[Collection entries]
______
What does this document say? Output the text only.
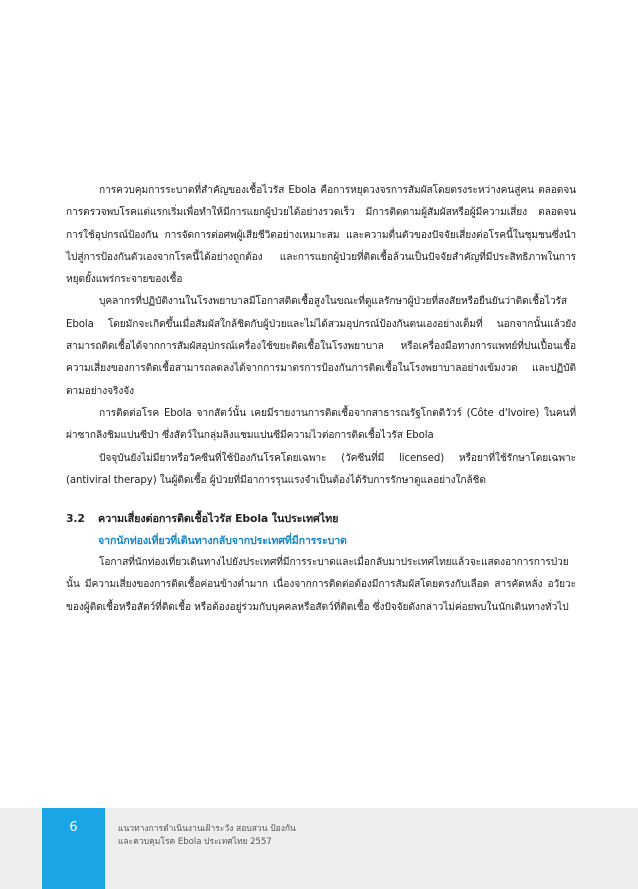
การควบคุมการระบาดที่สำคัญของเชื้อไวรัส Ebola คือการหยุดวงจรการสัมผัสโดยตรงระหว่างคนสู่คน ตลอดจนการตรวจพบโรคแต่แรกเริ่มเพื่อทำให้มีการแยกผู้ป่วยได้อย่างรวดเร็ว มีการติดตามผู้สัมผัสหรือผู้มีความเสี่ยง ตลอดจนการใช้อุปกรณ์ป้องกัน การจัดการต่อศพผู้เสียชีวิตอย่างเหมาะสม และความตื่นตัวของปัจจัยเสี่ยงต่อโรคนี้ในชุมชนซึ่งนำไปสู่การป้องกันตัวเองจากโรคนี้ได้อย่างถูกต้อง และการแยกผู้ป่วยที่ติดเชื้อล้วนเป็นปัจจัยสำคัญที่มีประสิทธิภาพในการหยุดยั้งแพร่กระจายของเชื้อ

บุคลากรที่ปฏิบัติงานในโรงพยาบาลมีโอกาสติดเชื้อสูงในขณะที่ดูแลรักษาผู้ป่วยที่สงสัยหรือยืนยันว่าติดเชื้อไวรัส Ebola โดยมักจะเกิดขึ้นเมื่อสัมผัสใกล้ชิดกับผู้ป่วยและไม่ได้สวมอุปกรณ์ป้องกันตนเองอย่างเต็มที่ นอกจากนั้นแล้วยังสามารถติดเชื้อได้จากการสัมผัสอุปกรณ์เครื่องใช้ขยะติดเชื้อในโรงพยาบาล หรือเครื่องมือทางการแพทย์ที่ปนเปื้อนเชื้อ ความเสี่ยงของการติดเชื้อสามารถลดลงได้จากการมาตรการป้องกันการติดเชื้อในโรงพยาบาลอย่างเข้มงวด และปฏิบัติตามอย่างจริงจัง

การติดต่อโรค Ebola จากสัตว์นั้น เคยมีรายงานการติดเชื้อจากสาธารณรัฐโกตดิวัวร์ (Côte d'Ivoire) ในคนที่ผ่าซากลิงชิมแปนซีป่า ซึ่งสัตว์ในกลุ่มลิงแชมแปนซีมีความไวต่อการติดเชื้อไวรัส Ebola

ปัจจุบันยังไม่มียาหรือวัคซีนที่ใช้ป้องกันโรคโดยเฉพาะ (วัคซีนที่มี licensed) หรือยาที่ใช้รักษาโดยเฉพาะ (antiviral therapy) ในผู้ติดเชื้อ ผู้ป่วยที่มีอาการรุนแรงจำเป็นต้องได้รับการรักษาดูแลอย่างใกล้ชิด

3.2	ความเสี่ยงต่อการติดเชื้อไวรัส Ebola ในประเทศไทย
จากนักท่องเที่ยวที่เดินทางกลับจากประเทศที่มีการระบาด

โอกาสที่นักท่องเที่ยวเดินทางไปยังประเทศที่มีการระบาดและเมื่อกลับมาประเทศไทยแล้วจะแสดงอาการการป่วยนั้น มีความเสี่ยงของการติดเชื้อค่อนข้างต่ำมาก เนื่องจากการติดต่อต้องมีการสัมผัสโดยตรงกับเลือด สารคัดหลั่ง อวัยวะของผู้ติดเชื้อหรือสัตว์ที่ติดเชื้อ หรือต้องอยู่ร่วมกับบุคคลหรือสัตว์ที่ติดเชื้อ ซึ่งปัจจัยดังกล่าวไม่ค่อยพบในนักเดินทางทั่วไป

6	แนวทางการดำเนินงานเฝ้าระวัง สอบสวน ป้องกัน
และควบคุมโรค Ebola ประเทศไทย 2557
______
• [TASK STATEMENT]:
What is needed is an exact output of the records above, with every picture left out.

• [RESULT FOR THIS EXERCISE]:
What does this document say? Output the text only.
การควบคุมการระบาดที่สำคัญของเชื้อไวรัส Ebola คือการหยุดวงจรการสัมผัสโดยตรงระหว่างคนสู่คน ตลอดจนการตรวจพบโรคแต่แรกเริ่มเพื่อทำให้มีการแยกผู้ป่วยได้อย่างรวดเร็ว มีการติดตามผู้สัมผัสหรือผู้มีความเสี่ยง ตลอดจนการใช้อุปกรณ์ป้องกัน การจัดการต่อศพผู้เสียชีวิตอย่างเหมาะสม และความตื่นตัวของปัจจัยเสี่ยงต่อโรคนี้ในชุมชนซึ่งนำไปสู่การป้องกันตัวเองจากโรคนี้ได้อย่างถูกต้อง และการแยกผู้ป่วยที่ติดเชื้อล้วนเป็นปัจจัยสำคัญที่มีประสิทธิภาพในการหยุดยั้งแพร่กระจายของเชื้อ

บุคลากรที่ปฏิบัติงานในโรงพยาบาลมีโอกาสติดเชื้อสูงในขณะที่ดูแลรักษาผู้ป่วยที่สงสัยหรือยืนยันว่าติดเชื้อไวรัส Ebola โดยมักจะเกิดขึ้นเมื่อสัมผัสใกล้ชิดกับผู้ป่วยและไม่ได้สวมอุปกรณ์ป้องกันตนเองอย่างเต็มที่ นอกจากนั้นแล้วยังสามารถติดเชื้อได้จากการสัมผัสอุปกรณ์เครื่องใช้ขยะติดเชื้อในโรงพยาบาล หรือเครื่องมือทางการแพทย์ที่ปนเปื้อนเชื้อ ความเสี่ยงของการติดเชื้อสามารถลดลงได้จากการมาตรการป้องกันการติดเชื้อในโรงพยาบาลอย่างเข้มงวด และปฏิบัติตามอย่างจริงจัง

การติดต่อโรค Ebola จากสัตว์นั้น เคยมีรายงานการติดเชื้อจากสาธารณรัฐโกตดิวัวร์ (Côte d'Ivoire) ในคนที่ผ่าซากลิงชิมแปนซีป่า ซึ่งสัตว์ในกลุ่มลิงแชมแปนซีมีความไวต่อการติดเชื้อไวรัส Ebola

ปัจจุบันยังไม่มียาหรือวัคซีนที่ใช้ป้องกันโรคโดยเฉพาะ (วัคซีนที่มี licensed) หรือยาที่ใช้รักษาโดยเฉพาะ (antiviral therapy) ในผู้ติดเชื้อ ผู้ป่วยที่มีอาการรุนแรงจำเป็นต้องได้รับการรักษาดูแลอย่างใกล้ชิด

3.2	ความเสี่ยงต่อการติดเชื้อไวรัส Ebola ในประเทศไทย
จากนักท่องเที่ยวที่เดินทางกลับจากประเทศที่มีการระบาด

โอกาสที่นักท่องเที่ยวเดินทางไปยังประเทศที่มีการระบาดและเมื่อกลับมาประเทศไทยแล้วจะแสดงอาการการป่วยนั้น มีความเสี่ยงของการติดเชื้อค่อนข้างต่ำมาก เนื่องจากการติดต่อต้องมีการสัมผัสโดยตรงกับเลือด สารคัดหลั่ง อวัยวะของผู้ติดเชื้อหรือสัตว์ที่ติดเชื้อ หรือต้องอยู่ร่วมกับบุคคลหรือสัตว์ที่ติดเชื้อ ซึ่งปัจจัยดังกล่าวไม่ค่อยพบในนักเดินทางทั่วไป

6	แนวทางการดำเนินงานเฝ้าระวัง สอบสวน ป้องกัน
และควบคุมโรค Ebola ประเทศไทย 2557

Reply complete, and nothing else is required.